>> start Excerpted data
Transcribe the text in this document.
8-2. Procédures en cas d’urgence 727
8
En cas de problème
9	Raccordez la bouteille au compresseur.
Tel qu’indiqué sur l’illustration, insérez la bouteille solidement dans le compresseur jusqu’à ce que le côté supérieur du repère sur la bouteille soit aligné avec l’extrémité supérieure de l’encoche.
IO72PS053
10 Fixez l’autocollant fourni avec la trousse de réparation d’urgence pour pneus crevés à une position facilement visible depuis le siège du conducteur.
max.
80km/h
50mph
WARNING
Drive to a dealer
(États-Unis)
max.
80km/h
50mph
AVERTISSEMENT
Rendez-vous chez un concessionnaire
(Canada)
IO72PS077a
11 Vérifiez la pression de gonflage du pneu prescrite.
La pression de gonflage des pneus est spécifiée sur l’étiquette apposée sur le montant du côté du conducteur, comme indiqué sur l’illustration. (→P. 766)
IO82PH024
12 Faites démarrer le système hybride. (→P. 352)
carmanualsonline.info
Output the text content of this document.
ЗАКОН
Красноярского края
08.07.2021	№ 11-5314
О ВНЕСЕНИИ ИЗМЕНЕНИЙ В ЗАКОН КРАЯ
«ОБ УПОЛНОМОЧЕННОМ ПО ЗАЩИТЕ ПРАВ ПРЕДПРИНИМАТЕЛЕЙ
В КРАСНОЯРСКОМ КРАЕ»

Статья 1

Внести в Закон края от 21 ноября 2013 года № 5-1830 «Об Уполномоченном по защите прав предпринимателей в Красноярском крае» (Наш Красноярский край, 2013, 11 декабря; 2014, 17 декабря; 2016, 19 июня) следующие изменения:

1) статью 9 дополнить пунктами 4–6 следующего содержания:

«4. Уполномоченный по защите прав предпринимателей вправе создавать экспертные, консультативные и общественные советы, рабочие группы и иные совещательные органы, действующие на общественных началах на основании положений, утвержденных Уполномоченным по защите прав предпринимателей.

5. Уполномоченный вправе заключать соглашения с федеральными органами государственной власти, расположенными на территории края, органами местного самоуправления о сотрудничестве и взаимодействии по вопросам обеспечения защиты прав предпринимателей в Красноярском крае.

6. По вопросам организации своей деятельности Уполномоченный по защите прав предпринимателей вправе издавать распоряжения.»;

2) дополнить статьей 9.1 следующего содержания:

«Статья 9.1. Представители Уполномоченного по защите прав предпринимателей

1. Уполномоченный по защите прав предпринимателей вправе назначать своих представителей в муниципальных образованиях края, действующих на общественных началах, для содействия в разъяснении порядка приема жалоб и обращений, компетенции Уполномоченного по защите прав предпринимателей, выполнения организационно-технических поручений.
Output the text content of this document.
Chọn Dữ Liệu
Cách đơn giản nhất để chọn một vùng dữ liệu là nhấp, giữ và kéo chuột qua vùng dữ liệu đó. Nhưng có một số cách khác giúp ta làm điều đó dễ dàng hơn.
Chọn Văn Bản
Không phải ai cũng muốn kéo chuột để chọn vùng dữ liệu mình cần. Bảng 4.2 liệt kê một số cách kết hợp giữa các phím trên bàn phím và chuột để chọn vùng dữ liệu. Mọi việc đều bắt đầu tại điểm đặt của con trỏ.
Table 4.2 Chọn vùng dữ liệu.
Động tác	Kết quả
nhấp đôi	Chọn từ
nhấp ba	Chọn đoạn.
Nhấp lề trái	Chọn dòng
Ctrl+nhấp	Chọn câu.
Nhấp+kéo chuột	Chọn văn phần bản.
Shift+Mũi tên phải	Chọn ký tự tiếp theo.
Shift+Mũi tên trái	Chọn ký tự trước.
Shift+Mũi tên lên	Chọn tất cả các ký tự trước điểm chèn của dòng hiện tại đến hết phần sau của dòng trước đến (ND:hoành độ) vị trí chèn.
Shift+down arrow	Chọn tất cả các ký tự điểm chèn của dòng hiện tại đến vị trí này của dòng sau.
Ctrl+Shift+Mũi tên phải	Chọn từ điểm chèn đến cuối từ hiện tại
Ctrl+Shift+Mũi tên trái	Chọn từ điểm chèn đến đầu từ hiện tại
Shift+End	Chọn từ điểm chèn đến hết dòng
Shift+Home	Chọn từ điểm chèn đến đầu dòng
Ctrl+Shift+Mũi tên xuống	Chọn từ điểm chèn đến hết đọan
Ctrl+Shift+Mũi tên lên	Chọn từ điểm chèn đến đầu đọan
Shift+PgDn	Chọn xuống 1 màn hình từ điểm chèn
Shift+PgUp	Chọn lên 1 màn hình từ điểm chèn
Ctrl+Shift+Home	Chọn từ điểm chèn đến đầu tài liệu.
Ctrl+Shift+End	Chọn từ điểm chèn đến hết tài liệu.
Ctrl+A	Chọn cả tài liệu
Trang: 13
>> end Excerpted data
**Stated goal**. All lines in the data that contain the word "côté" should be copied.

**Complete answer**.
Tel qu’indiqué sur l’illustration, insérez la bouteille solidement dans le compresseur jusqu’à ce que le côté supérieur du repère sur la bouteille soit aligné avec l’extrémité supérieure de l’encoche.
La pression de gonflage des pneus est spécifiée sur l’étiquette apposée sur le montant du côté du conducteur, comme indiqué sur l’illustration. (→P. 766)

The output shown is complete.